* **Exercise details**:
Copy out all the lines exactly. Omit pictures.

────────────────────────────────────────

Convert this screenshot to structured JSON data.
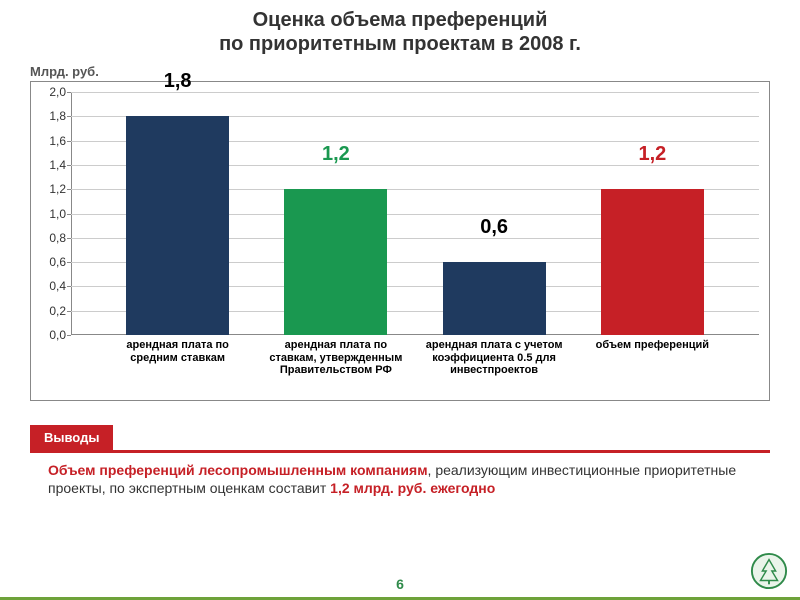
{
  "title_line1": "Оценка объема преференций",
  "title_line2": "по приоритетным проектам в 2008 г.",
  "unit_label": "Млрд. руб.",
  "chart": {
    "type": "bar",
    "background_color": "#ffffff",
    "grid_color": "#cccccc",
    "axis_color": "#888888",
    "ylim": [
      0.0,
      2.0
    ],
    "ytick_step": 0.2,
    "yticks": [
      "0,0",
      "0,2",
      "0,4",
      "0,6",
      "0,8",
      "1,0",
      "1,2",
      "1,4",
      "1,6",
      "1,8",
      "2,0"
    ],
    "bar_width_pct": 15,
    "bar_gap_pct": 10,
    "label_fontsize": 11,
    "value_fontsize": 20,
    "tick_fontsize": 12,
    "bars": [
      {
        "value": 1.8,
        "value_label": "1,8",
        "color": "#1f3a5f",
        "label_color": "#000000",
        "xlabel": "арендная плата по средним ставкам"
      },
      {
        "value": 1.2,
        "value_label": "1,2",
        "color": "#1a9850",
        "label_color": "#1a9850",
        "xlabel": "арендная плата по ставкам, утвержденным Правительством РФ"
      },
      {
        "value": 0.6,
        "value_label": "0,6",
        "color": "#1f3a5f",
        "label_color": "#000000",
        "xlabel": "арендная плата с учетом коэффициента 0.5 для инвестпроектов"
      },
      {
        "value": 1.2,
        "value_label": "1,2",
        "color": "#c62026",
        "label_color": "#c62026",
        "xlabel": "объем преференций"
      }
    ]
  },
  "conclusion": {
    "tab_label": "Выводы",
    "tab_bg": "#c62026",
    "tab_fg": "#ffffff",
    "line_color": "#c62026",
    "text_plain_1": "Объем преференций лесопромышленным компаниям",
    "text_plain_2": ", реализующим инвестиционные приоритетные проекты, по экспертным оценкам составит ",
    "text_highlight": "1,2 млрд. руб. ежегодно",
    "highlight_color": "#c62026"
  },
  "page_number": "6",
  "page_number_color": "#2f8a4a",
  "bottom_bar_color": "#6ea23a",
  "corner_icon": {
    "stroke": "#2f8a4a",
    "fill": "#eaf4ea"
  }
}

────────────────────────────────────────

* **Task answer**:
Convert this screenshot to structured JSON data.
{
  "title_line1": "Оценка объема преференций",
  "title_line2": "по приоритетным проектам в 2008 г.",
  "unit_label": "Млрд. руб.",
  "chart": {
    "type": "bar",
    "background_color": "#ffffff",
    "grid_color": "#cccccc",
    "axis_color": "#888888",
    "ylim": [
      0.0,
      2.0
    ],
    "ytick_step": 0.2,
    "yticks": [
      "0,0",
      "0,2",
      "0,4",
      "0,6",
      "0,8",
      "1,0",
      "1,2",
      "1,4",
      "1,6",
      "1,8",
      "2,0"
    ],
    "bar_width_pct": 15,
    "bar_gap_pct": 10,
    "label_fontsize": 11,
    "value_fontsize": 20,
    "tick_fontsize": 12,
    "bars": [
      {
        "value": 1.8,
        "value_label": "1,8",
        "color": "#1f3a5f",
        "label_color": "#000000",
        "xlabel": "арендная плата по средним ставкам"
      },
      {
        "value": 1.2,
        "value_label": "1,2",
        "color": "#1a9850",
        "label_color": "#1a9850",
        "xlabel": "арендная плата по ставкам, утвержденным Правительством РФ"
      },
      {
        "value": 0.6,
        "value_label": "0,6",
        "color": "#1f3a5f",
        "label_color": "#000000",
        "xlabel": "арендная плата с учетом коэффициента 0.5 для инвестпроектов"
      },
      {
        "value": 1.2,
        "value_label": "1,2",
        "color": "#c62026",
        "label_color": "#c62026",
        "xlabel": "объем преференций"
      }
    ]
  },
  "conclusion": {
    "tab_label": "Выводы",
    "tab_bg": "#c62026",
    "tab_fg": "#ffffff",
    "line_color": "#c62026",
    "text_plain_1": "Объем преференций лесопромышленным компаниям",
    "text_plain_2": ", реализующим инвестиционные приоритетные проекты, по экспертным оценкам составит ",
    "text_highlight": "1,2 млрд. руб. ежегодно",
    "highlight_color": "#c62026"
  },
  "page_number": "6",
  "page_number_color": "#2f8a4a",
  "bottom_bar_color": "#6ea23a",
  "corner_icon": {
    "stroke": "#2f8a4a",
    "fill": "#eaf4ea"
  }
}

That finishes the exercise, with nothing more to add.